- **Written task**:
Search the data for the word "name". Reproduce every line where it is found.
▼▼▼
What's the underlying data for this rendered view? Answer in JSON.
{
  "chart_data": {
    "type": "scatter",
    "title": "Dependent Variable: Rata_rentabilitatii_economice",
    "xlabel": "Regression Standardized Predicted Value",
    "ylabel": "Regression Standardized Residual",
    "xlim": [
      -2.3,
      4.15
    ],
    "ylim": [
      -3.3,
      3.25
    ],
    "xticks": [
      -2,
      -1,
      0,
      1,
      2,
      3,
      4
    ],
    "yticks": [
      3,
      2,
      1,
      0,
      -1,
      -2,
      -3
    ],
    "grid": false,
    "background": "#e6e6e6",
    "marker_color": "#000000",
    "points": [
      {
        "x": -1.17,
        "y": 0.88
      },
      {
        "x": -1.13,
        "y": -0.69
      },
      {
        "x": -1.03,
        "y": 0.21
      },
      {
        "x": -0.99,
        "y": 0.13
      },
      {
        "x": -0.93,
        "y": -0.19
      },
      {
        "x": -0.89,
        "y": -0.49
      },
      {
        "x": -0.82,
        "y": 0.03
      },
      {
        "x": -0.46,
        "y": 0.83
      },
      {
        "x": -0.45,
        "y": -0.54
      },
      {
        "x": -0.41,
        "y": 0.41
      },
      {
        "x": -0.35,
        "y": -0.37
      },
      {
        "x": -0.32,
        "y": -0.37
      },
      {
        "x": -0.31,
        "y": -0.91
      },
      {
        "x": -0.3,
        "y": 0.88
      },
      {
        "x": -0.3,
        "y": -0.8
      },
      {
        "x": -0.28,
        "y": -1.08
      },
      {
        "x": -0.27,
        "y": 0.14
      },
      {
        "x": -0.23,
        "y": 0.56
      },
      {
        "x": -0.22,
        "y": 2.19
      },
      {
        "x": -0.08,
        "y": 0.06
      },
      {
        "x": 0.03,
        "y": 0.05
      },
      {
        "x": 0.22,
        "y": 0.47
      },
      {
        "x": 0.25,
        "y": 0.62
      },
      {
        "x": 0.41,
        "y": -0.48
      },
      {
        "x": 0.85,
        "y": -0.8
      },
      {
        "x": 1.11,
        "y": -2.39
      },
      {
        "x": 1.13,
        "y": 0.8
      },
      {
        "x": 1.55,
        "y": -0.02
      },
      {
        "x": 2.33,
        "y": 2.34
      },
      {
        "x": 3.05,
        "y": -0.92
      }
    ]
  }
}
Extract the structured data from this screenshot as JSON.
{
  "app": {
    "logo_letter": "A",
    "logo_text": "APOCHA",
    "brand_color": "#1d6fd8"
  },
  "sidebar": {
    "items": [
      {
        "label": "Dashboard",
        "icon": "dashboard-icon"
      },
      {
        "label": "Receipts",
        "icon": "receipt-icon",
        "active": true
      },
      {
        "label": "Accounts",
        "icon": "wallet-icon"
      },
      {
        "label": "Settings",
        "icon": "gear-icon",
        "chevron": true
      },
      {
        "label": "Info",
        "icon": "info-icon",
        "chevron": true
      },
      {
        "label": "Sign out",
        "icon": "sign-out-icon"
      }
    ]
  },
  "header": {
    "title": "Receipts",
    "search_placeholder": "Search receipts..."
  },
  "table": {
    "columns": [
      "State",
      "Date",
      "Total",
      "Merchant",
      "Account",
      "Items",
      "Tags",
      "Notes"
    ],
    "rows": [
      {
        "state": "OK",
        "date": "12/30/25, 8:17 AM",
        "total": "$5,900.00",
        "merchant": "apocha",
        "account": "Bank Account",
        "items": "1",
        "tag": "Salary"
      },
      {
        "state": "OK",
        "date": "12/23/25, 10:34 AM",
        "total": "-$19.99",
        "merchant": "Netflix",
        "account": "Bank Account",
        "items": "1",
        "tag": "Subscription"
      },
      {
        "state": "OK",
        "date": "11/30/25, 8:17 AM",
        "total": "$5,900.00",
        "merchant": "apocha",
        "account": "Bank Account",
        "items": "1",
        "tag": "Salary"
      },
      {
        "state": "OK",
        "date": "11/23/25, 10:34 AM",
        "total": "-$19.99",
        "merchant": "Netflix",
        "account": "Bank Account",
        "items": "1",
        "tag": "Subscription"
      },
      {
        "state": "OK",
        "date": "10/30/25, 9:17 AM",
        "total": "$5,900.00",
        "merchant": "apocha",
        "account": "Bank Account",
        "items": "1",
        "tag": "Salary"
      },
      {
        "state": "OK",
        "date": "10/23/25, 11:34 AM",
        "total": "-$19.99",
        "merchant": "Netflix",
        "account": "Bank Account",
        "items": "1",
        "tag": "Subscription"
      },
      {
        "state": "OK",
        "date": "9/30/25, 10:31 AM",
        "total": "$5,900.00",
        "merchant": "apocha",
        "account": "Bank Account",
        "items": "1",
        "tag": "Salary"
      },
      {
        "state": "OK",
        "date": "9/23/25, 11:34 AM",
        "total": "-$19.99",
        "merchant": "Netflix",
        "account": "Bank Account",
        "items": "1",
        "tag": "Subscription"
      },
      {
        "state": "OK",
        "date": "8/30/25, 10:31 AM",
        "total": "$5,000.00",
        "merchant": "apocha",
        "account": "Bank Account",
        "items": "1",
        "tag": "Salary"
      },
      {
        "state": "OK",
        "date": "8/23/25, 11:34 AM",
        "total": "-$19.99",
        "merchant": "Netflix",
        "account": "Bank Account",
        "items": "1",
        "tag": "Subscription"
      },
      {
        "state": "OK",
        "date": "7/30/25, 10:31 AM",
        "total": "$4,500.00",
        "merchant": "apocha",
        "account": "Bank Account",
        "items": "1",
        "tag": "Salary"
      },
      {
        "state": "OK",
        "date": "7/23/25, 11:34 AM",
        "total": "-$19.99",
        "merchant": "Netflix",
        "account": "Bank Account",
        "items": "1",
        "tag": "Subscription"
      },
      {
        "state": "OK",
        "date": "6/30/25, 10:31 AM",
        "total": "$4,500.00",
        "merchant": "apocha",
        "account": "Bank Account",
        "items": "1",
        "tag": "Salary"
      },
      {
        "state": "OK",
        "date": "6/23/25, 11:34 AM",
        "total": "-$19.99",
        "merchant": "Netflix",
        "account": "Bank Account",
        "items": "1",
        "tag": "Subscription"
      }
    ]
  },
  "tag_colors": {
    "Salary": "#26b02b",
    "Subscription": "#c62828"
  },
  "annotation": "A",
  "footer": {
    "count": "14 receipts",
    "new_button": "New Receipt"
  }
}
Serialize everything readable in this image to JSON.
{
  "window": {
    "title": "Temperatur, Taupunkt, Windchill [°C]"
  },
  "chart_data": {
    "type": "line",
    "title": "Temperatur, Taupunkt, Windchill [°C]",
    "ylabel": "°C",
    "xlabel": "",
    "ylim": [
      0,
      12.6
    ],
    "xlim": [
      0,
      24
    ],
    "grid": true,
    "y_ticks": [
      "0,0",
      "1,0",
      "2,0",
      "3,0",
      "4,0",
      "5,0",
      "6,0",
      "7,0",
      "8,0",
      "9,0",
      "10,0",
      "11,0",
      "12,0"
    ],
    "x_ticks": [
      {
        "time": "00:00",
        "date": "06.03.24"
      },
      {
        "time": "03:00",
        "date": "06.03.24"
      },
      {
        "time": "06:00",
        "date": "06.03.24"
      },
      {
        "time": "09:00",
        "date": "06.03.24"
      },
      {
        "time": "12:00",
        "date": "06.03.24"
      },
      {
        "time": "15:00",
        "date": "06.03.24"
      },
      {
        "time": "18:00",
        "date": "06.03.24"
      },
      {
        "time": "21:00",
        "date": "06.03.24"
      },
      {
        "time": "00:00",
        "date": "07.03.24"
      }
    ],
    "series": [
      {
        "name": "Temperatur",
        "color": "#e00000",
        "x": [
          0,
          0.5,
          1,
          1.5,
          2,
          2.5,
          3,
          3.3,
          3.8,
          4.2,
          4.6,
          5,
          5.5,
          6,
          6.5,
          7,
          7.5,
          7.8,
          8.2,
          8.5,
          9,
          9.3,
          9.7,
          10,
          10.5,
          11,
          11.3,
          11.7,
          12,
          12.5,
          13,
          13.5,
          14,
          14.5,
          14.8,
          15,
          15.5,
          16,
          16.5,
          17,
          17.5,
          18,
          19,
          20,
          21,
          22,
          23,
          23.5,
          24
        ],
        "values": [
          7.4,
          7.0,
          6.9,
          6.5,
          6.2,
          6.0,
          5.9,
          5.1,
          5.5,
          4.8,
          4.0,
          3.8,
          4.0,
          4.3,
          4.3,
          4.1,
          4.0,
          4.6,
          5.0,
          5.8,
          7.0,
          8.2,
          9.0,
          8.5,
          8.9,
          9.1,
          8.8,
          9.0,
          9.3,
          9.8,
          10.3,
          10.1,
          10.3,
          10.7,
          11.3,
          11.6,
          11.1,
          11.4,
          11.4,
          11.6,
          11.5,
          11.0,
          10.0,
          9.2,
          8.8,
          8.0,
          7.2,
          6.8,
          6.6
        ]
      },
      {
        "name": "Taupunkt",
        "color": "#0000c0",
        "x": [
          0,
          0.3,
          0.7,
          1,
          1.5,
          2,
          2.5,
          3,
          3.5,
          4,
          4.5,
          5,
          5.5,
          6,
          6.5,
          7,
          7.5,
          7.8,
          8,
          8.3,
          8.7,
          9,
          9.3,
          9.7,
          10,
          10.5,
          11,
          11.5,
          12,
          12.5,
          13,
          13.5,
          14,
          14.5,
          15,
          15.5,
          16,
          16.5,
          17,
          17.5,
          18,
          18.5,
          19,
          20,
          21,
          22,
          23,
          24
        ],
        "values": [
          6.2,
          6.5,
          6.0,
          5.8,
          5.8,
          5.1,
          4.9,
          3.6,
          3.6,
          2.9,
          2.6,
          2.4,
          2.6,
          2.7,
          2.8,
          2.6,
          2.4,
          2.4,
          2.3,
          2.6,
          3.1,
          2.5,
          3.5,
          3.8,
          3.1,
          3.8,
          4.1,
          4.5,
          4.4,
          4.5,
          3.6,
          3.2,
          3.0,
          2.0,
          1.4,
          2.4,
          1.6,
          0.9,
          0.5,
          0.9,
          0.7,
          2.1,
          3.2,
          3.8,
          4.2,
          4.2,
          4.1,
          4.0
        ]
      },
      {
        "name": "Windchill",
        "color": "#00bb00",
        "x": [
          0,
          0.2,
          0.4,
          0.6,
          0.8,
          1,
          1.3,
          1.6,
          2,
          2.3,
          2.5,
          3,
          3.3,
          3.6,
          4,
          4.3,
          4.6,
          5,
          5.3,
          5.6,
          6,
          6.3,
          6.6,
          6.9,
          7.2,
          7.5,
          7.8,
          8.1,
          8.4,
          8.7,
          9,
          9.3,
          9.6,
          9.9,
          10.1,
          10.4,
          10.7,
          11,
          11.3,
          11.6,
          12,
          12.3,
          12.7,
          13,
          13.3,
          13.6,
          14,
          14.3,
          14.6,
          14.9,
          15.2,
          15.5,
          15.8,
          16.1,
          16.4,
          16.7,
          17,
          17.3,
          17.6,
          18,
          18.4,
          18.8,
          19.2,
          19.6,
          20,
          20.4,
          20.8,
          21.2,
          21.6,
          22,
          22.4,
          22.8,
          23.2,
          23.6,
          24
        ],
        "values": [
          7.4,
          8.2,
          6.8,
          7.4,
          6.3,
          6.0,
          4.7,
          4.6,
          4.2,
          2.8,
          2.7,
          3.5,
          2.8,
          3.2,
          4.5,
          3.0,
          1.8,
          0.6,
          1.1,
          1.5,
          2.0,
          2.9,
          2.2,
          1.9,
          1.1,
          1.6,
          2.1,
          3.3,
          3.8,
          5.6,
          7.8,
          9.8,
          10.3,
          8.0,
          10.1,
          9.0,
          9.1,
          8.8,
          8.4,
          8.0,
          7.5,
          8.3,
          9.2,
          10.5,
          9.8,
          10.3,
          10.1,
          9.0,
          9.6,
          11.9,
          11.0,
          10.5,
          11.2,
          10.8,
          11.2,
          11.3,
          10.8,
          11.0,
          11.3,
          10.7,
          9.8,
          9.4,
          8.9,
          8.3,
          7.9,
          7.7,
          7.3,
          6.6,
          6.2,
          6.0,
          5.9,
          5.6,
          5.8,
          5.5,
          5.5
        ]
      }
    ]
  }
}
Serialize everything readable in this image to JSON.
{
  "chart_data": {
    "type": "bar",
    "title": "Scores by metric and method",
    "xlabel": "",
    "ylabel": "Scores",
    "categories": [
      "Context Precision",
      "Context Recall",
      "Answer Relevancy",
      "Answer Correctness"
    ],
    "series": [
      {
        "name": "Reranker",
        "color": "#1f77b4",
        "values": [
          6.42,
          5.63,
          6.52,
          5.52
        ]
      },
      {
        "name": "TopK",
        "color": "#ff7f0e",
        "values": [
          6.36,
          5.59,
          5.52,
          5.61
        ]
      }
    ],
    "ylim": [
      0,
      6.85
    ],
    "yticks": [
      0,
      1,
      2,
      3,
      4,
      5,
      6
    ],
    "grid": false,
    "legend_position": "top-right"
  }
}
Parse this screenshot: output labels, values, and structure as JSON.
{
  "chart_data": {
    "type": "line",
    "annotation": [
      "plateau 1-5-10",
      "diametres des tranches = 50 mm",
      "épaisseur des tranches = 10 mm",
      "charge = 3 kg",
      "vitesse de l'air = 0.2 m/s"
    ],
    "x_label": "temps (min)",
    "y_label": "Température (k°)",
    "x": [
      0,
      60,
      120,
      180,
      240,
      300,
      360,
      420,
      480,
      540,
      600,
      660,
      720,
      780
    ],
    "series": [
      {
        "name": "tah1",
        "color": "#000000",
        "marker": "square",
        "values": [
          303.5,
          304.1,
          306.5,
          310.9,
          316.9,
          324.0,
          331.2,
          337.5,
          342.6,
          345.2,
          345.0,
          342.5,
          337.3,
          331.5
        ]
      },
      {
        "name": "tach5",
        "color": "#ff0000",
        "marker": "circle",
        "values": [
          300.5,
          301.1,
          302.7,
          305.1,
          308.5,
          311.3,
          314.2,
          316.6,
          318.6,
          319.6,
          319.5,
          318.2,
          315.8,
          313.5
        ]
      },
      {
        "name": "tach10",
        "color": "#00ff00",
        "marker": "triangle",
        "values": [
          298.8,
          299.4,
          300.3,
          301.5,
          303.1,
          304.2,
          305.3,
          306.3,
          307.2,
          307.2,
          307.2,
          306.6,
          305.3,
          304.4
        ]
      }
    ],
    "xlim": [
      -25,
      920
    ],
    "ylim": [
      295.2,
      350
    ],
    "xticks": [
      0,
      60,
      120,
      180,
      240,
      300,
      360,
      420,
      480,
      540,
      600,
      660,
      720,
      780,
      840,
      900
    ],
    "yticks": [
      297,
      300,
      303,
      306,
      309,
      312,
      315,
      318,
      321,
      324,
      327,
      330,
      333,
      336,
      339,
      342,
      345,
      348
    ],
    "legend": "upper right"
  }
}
▲▲▲
- **Written solution**:
        "name": "Temperatur",
        "name": "Taupunkt",
        "name": "Windchill",
        "name": "Reranker",
        "name": "TopK",
        "name": "tah1",
        "name": "tach5",
        "name": "tach10",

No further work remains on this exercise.